WHAT IS EXPECTED:
Read the records below and copy each line that contains "COVID".

Extracts from a graphics dataset:

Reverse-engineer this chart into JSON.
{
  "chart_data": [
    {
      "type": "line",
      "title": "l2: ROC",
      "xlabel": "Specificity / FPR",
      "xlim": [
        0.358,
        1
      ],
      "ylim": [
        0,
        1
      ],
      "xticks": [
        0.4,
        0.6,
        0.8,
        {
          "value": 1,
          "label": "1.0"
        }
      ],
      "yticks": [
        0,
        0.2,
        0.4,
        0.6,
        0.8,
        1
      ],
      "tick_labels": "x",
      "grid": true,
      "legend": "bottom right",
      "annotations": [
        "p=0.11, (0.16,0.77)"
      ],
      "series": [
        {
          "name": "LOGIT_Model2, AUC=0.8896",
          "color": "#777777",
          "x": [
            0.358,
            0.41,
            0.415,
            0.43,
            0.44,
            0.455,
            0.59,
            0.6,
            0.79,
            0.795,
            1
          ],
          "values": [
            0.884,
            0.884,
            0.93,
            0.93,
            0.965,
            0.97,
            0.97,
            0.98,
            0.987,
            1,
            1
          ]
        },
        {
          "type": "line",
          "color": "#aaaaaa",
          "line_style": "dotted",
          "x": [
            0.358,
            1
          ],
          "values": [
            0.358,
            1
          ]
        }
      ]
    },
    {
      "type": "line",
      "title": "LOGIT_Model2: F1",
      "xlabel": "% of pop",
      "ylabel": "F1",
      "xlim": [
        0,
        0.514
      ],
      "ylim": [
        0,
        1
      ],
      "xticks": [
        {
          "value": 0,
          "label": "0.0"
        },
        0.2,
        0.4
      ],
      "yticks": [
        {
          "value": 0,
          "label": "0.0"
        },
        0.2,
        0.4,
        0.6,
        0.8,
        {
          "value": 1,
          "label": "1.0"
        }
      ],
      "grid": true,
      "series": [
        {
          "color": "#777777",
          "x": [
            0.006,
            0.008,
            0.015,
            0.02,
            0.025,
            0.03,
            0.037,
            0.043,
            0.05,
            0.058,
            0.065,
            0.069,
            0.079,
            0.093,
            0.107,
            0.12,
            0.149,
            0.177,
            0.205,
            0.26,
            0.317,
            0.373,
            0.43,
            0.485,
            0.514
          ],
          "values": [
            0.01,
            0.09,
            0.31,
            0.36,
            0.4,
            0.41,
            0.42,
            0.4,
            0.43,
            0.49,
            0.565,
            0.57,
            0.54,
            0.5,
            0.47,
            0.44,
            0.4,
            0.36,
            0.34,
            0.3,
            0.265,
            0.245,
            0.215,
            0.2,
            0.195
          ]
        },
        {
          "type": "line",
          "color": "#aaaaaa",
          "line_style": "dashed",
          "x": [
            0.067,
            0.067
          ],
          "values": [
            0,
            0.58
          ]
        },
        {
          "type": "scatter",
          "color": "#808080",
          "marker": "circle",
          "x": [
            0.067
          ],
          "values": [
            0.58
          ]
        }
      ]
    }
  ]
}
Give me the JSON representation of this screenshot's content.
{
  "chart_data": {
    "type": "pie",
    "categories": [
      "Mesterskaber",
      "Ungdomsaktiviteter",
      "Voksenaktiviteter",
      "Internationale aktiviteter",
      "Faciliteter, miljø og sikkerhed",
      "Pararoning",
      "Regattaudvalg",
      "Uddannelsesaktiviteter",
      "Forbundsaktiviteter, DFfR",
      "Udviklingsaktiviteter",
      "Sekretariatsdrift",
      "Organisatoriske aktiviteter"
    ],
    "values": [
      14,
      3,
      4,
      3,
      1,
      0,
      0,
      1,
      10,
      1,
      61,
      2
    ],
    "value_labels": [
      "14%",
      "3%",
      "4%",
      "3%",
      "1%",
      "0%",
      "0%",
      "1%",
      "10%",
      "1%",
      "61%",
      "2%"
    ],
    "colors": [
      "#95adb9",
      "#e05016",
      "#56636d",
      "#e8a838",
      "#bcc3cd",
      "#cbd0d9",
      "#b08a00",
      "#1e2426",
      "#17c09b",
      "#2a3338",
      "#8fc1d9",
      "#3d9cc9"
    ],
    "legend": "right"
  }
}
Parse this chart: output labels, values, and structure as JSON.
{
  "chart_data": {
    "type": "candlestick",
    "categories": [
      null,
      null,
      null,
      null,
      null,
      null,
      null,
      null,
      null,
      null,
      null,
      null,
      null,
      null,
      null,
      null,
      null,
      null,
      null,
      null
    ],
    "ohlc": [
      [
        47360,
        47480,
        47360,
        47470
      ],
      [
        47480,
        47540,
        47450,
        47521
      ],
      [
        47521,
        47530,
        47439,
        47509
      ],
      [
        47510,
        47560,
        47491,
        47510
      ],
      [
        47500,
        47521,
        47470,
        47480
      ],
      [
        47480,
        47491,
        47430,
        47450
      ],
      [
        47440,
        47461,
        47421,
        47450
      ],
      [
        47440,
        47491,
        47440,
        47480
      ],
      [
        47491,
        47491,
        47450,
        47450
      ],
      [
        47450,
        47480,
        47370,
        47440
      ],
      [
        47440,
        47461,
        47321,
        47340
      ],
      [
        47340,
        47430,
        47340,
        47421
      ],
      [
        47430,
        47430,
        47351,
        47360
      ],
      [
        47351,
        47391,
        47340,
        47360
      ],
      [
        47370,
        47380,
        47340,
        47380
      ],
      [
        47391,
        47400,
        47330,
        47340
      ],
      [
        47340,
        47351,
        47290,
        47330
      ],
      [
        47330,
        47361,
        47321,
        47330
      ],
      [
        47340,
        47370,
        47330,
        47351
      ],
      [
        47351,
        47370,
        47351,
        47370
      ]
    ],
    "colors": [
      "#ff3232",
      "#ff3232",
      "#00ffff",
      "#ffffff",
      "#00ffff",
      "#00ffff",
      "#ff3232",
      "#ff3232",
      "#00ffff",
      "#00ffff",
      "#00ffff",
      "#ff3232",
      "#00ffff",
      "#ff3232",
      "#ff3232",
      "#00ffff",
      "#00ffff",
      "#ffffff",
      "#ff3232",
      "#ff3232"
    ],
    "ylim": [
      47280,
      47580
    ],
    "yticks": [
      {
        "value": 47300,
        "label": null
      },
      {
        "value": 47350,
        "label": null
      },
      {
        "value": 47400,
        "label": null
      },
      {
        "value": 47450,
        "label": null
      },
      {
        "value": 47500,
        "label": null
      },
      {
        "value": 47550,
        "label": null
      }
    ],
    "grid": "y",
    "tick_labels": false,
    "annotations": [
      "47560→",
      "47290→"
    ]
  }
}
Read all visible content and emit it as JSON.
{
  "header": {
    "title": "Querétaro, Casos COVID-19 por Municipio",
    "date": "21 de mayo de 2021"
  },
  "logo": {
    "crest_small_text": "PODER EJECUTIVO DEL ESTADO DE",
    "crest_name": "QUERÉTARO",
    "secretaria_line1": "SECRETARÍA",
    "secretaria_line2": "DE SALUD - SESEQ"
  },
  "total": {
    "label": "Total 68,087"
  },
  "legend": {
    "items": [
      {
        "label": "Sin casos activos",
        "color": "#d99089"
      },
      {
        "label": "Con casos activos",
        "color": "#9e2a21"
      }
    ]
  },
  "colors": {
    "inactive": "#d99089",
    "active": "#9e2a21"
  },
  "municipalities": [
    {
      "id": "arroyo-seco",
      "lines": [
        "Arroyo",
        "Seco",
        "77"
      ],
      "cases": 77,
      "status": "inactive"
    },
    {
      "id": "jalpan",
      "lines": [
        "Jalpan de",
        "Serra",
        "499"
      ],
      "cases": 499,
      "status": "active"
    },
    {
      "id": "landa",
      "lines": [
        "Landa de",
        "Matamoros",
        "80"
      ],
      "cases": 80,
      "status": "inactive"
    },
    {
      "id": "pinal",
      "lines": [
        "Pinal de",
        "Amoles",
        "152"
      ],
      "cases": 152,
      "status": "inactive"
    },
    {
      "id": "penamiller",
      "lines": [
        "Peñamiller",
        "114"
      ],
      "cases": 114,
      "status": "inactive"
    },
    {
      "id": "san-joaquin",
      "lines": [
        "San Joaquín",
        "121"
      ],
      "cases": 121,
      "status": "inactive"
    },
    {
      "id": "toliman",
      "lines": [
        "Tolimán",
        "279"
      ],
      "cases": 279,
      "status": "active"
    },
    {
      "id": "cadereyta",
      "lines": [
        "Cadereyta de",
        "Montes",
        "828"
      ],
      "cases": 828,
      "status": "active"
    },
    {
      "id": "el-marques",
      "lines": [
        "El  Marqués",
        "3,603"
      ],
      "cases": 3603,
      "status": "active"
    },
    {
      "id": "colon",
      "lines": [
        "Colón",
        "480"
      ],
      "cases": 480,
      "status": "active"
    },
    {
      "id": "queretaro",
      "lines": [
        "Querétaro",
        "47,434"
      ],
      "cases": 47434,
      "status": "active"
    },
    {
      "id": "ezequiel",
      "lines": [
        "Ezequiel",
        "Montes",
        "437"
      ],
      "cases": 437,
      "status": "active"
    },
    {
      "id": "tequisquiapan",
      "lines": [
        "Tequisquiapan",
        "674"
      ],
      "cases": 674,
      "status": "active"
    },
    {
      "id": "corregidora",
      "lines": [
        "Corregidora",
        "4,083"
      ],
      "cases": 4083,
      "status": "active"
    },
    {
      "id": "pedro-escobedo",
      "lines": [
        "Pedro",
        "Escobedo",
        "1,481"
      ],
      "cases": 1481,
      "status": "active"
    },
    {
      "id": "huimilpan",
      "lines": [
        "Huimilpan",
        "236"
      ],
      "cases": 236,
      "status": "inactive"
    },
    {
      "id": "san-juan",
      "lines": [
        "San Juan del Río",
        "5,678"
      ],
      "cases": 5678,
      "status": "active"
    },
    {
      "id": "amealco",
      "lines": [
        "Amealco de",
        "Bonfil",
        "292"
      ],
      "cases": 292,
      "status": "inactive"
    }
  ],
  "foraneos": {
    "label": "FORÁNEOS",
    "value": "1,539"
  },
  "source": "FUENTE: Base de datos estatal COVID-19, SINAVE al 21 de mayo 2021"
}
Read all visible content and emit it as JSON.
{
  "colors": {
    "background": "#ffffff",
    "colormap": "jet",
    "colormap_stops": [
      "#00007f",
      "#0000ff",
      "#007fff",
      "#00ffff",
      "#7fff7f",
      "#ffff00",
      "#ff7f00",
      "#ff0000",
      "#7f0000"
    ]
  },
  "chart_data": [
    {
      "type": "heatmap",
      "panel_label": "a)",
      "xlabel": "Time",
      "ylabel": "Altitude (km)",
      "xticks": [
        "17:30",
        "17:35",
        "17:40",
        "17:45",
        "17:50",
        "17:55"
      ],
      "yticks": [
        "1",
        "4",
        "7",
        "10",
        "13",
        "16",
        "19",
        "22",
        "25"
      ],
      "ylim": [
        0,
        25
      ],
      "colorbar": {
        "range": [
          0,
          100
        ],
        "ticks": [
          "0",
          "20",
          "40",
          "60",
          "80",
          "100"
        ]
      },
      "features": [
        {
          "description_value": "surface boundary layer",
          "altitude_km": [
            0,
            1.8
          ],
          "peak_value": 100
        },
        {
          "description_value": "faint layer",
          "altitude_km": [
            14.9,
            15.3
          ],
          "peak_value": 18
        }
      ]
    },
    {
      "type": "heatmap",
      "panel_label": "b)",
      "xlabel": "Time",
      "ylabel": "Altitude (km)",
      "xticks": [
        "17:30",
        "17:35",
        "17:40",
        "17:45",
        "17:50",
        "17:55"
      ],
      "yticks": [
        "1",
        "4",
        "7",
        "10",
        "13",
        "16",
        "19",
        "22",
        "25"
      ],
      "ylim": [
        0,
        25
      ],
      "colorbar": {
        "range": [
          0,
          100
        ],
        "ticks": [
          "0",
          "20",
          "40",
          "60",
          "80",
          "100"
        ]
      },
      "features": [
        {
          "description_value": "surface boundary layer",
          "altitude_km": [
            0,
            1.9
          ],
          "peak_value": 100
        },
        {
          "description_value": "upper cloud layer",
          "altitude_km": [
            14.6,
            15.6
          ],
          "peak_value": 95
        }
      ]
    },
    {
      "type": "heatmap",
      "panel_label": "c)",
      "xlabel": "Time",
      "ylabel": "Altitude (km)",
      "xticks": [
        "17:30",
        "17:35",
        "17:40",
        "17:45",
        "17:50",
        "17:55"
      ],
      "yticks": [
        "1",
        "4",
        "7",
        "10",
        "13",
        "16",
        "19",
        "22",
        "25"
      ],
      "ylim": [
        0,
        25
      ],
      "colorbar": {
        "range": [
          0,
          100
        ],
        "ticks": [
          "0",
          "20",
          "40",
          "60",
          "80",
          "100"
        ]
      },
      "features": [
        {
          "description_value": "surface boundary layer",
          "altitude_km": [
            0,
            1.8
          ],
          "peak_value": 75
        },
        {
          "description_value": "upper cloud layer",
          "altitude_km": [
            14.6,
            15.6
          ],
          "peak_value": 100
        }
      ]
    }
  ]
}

OUTPUT BELOW:
    "title": "Querétaro, Casos COVID-19 por Municipio",
  "source": "FUENTE: Base de datos estatal COVID-19, SINAVE al 21 de mayo 2021"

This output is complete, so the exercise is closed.